* Start DATA PROVIDED *

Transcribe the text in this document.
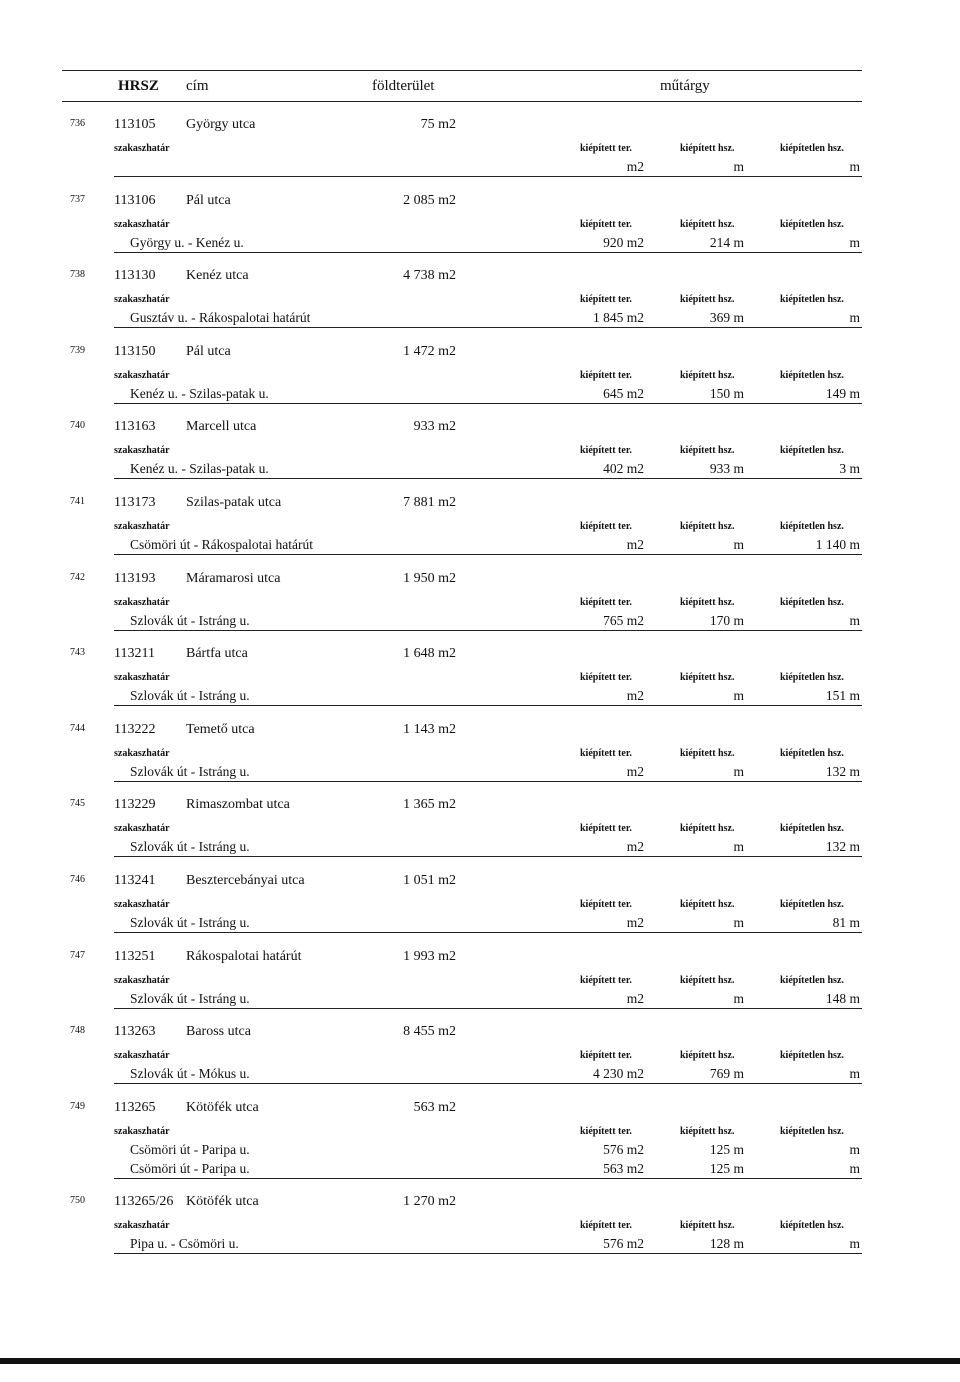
HRSZ cím	földterület	műtárgy
736 113105 György utca	75 m2
szakaszhatár	kiépített ter.	kiépített hsz.	kiépítetlen hsz.
m2	m	m
737 113106 Pál utca	2 085 m2
szakaszhatár	kiépített ter.	kiépített hsz.	kiépítetlen hsz.
György u. - Kenéz u.	920 m2	214 m	m
738 113130 Kenéz utca	4 738 m2
szakaszhatár	kiépített ter.	kiépített hsz.	kiépítetlen hsz.
Gusztáv u. - Rákospalotai határút	1 845 m2	369 m	m
739 113150 Pál utca	1 472 m2
szakaszhatár	kiépített ter.	kiépített hsz.	kiépítetlen hsz.
Kenéz u. - Szilas-patak u.	645 m2	150 m	149 m
740 113163 Marcell utca	933 m2
szakaszhatár	kiépített ter.	kiépített hsz.	kiépítetlen hsz.
Kenéz u. - Szilas-patak u.	402 m2	933 m	3 m
741 113173 Szilas-patak utca	7 881 m2
szakaszhatár	kiépített ter.	kiépített hsz.	kiépítetlen hsz.
Csömöri út - Rákospalotai határút	m2	m	1 140 m
742 113193 Máramarosi utca	1 950 m2
szakaszhatár	kiépített ter.	kiépített hsz.	kiépítetlen hsz.
Szlovák út - Istráng u.	765 m2	170 m	m
743 113211 Bártfa utca	1 648 m2
szakaszhatár	kiépített ter.	kiépített hsz.	kiépítetlen hsz.
Szlovák út - Istráng u.	m2	m	151 m
744 113222 Temető utca	1 143 m2
szakaszhatár	kiépített ter.	kiépített hsz.	kiépítetlen hsz.
Szlovák út - Istráng u.	m2	m	132 m
745 113229 Rimaszombat utca	1 365 m2
szakaszhatár	kiépített ter.	kiépített hsz.	kiépítetlen hsz.
Szlovák út - Istráng u.	m2	m	132 m
746 113241 Besztercebányai utca	1 051 m2
szakaszhatár	kiépített ter.	kiépített hsz.	kiépítetlen hsz.
Szlovák út - Istráng u.	m2	m	81 m
747 113251 Rákospalotai határút	1 993 m2
szakaszhatár	kiépített ter.	kiépített hsz.	kiépítetlen hsz.
Szlovák út - Istráng u.	m2	m	148 m
748 113263 Baross utca	8 455 m2
szakaszhatár	kiépített ter.	kiépített hsz.	kiépítetlen hsz.
Szlovák út - Mókus u.	4 230 m2	769 m	m
749 113265 Kötöfék utca	563 m2
szakaszhatár	kiépített ter.	kiépített hsz.	kiépítetlen hsz.
Csömöri út - Paripa u.	576 m2	125 m	m
Csömöri út - Paripa u.	563 m2	125 m	m
750 113265/26 Kötöfék utca	1 270 m2
szakaszhatár	kiépített ter.	kiépített hsz.	kiépítetlen hsz.
Pipa u. - Csömöri u.	576 m2	128 m	m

* End DATA PROVIDED *

* _WORK TO DO_
Of the lines in the data above, how many contain the word "Szlovák"? Give only that figure.

* _EXERCISE RESULT_
7